* Begin Records supplied *

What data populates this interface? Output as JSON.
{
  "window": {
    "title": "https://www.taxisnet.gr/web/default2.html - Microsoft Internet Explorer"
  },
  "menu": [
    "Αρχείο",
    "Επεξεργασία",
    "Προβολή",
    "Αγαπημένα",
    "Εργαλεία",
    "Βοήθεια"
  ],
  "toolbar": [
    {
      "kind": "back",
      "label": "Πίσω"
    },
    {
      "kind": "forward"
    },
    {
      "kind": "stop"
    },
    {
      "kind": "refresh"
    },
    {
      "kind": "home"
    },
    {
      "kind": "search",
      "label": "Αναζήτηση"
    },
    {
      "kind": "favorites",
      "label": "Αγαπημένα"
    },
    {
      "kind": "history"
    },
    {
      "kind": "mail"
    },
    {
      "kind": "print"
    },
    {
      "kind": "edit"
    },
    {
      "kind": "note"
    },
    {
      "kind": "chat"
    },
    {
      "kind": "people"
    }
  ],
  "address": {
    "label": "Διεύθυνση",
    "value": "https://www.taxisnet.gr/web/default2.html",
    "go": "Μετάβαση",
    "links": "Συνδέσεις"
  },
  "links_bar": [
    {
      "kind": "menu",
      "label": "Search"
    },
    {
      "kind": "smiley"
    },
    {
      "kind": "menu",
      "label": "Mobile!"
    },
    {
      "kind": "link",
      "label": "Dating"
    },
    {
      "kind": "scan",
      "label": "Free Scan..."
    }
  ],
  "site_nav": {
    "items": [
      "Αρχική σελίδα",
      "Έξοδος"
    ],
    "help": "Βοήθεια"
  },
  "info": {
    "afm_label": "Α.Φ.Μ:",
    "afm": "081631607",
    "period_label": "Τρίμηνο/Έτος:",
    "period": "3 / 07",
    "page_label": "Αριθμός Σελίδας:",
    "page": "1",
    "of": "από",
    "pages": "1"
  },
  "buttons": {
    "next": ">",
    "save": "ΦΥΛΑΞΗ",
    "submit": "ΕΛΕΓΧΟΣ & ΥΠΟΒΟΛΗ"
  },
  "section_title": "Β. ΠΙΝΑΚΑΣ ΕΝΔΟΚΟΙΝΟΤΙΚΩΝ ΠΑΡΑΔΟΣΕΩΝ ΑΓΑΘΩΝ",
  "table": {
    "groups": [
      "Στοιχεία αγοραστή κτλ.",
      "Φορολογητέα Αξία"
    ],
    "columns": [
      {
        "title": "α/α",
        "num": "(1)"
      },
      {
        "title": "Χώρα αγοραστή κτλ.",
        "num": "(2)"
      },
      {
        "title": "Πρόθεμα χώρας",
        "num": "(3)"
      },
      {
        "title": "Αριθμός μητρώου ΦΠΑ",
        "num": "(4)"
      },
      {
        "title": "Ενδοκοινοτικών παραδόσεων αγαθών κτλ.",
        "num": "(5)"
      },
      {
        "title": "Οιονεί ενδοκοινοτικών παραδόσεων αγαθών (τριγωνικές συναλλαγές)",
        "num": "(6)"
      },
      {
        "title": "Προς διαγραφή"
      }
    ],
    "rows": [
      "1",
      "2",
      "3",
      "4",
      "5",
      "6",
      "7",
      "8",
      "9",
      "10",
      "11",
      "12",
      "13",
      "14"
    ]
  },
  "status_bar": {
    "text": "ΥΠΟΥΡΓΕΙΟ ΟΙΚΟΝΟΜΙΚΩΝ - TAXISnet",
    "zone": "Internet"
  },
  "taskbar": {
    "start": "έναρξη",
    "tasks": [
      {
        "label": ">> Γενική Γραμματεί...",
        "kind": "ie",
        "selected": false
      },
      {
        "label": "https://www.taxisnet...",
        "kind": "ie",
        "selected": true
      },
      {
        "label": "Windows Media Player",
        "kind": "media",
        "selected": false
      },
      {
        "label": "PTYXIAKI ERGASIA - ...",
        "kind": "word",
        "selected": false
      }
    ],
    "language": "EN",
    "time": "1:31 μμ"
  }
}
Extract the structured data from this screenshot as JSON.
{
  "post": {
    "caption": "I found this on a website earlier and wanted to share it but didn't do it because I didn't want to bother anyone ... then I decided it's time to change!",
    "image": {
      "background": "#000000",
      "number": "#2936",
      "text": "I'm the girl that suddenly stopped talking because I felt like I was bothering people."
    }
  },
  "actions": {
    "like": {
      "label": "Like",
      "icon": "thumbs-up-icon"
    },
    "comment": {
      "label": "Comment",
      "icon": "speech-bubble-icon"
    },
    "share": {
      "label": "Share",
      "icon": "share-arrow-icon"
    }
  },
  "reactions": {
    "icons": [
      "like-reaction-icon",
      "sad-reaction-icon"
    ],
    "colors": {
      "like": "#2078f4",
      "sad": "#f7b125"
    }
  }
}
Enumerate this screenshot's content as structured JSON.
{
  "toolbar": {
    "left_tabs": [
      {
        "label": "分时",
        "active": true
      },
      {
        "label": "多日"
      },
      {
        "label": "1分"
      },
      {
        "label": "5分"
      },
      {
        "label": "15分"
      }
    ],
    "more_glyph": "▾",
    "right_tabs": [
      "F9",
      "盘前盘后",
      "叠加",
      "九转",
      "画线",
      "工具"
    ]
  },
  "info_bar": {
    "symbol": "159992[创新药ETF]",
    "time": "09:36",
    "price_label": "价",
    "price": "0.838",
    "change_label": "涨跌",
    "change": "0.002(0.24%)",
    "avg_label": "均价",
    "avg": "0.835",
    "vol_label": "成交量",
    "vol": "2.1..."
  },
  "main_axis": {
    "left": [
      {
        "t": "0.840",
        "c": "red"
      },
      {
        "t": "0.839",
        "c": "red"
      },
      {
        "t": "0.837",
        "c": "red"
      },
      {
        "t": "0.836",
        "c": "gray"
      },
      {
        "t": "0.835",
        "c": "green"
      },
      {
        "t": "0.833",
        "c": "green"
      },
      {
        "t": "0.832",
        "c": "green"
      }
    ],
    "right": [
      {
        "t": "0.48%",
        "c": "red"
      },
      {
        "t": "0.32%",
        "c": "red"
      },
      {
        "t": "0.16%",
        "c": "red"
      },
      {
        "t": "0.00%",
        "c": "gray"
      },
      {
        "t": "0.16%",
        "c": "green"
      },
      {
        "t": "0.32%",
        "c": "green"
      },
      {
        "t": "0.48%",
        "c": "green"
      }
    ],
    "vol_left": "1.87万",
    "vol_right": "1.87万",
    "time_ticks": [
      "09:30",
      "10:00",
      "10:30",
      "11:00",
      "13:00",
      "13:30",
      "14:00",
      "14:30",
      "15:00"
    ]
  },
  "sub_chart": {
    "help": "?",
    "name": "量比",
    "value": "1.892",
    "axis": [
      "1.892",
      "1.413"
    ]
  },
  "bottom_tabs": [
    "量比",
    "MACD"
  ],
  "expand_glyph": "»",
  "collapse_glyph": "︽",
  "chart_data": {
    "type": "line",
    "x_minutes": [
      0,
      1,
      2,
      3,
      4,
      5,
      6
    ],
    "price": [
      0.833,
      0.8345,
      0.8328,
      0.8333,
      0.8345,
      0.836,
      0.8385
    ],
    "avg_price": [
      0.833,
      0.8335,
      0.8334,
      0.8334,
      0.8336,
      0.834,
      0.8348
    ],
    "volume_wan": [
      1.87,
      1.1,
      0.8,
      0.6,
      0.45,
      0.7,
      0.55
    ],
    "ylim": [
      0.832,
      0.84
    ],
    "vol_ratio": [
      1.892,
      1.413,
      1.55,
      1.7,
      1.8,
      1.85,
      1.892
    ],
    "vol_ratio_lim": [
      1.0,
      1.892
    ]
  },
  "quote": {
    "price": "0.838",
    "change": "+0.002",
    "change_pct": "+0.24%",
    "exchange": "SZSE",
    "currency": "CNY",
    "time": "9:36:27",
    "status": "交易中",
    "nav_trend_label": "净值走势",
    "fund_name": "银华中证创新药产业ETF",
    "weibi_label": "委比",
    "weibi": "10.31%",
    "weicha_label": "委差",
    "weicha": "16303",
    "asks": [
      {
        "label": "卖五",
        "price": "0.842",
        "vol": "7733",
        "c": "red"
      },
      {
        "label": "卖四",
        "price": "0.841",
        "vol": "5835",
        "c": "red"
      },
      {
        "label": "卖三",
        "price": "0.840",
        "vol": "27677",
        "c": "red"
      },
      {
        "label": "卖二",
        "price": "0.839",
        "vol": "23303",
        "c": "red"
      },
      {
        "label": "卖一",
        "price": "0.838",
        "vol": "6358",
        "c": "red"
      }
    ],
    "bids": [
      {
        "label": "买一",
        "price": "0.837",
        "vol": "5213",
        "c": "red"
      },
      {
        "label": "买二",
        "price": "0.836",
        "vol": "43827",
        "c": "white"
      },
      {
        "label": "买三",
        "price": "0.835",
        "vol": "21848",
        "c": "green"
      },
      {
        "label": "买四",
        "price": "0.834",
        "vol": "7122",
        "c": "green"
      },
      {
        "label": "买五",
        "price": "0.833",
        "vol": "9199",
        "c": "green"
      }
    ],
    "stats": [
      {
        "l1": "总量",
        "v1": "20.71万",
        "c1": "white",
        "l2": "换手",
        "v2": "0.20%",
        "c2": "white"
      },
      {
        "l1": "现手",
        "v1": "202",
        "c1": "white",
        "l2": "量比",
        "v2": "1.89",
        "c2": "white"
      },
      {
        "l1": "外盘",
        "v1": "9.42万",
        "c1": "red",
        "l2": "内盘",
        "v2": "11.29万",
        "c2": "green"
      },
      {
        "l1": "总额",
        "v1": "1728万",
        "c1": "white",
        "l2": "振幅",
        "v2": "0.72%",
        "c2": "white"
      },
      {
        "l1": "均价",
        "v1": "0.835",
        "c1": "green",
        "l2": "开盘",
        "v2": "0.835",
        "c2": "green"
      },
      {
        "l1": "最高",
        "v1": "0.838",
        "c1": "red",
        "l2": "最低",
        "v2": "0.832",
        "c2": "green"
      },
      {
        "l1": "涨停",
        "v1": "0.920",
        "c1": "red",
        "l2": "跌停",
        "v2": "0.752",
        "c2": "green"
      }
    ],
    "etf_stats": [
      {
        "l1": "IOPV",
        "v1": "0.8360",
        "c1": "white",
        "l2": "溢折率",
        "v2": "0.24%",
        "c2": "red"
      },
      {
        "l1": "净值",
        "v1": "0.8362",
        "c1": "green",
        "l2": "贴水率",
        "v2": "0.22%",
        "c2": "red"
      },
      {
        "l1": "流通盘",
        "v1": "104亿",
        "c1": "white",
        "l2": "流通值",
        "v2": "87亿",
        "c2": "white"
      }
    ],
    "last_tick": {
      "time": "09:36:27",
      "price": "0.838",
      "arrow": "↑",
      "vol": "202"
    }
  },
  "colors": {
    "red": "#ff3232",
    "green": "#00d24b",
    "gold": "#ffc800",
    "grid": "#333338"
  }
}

* End Records supplied *

* Challenge
From the entries above, copy out every line where the string "people" appears.

* Completed exercise
      "kind": "people"
      "text": "I'm the girl that suddenly stopped talking because I felt like I was bothering people."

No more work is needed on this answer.